- ENTRIES SHOWN:

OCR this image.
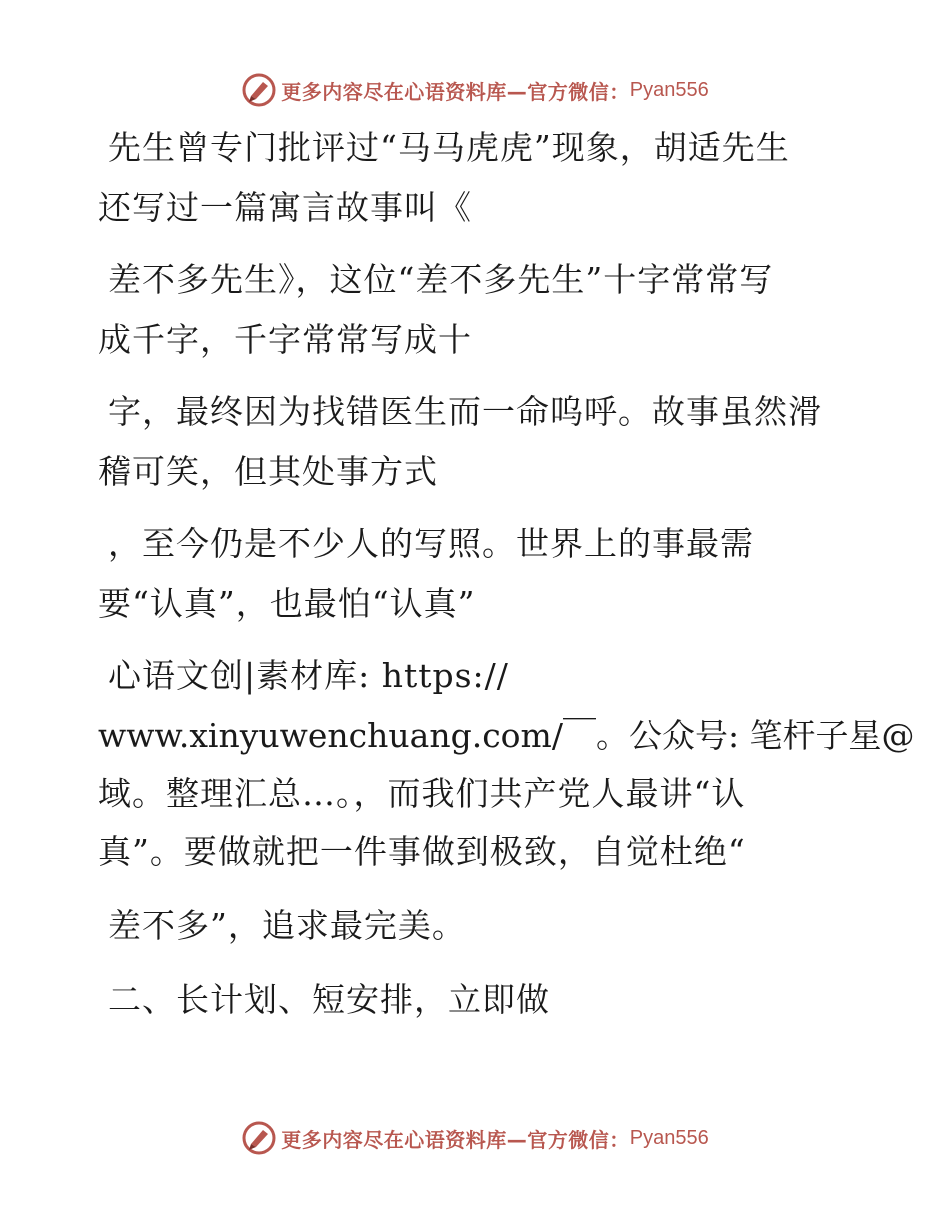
更多内容尽在心语资料库—官方微信： Pyan556
先生曾专门批评过“马马虎虎”现象，胡适先生
还写过一篇寓言故事叫《
差不多先生》，这位“差不多先生”十字常常写
成千字，千字常常写成十
字，最终因为找错医生而一命呜呼。故事虽然滑
稽可笑，但其处事方式
，至今仍是不少人的写照。世界上的事最需
要“认真”，也最怕“认真”
心语文创|素材库: https://
www.xinyuwenchuang.com/￣。公众号: 笔杆子星@
域。整理汇总…。，而我们共产党人最讲“认
真”。要做就把一件事做到极致，自觉杜绝“
差不多”，追求最完美。
二、长计划、短安排，立即做
更多内容尽在心语资料库—官方微信： Pyan556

- WORK TO DO:
Reproduce every entry word for word, but omit the pictures.

- OUTPUT FOR THIS TASK:
OCR this image.
更多内容尽在心语资料库—官方微信： Pyan556
先生曾专门批评过“马马虎虎”现象，胡适先生
还写过一篇寓言故事叫《
差不多先生》，这位“差不多先生”十字常常写
成千字，千字常常写成十
字，最终因为找错医生而一命呜呼。故事虽然滑
稽可笑，但其处事方式
，至今仍是不少人的写照。世界上的事最需
要“认真”，也最怕“认真”
心语文创|素材库: https://
www.xinyuwenchuang.com/￣。公众号: 笔杆子星@
域。整理汇总…。，而我们共产党人最讲“认
真”。要做就把一件事做到极致，自觉杜绝“
差不多”，追求最完美。
二、长计划、短安排，立即做
更多内容尽在心语资料库—官方微信： Pyan556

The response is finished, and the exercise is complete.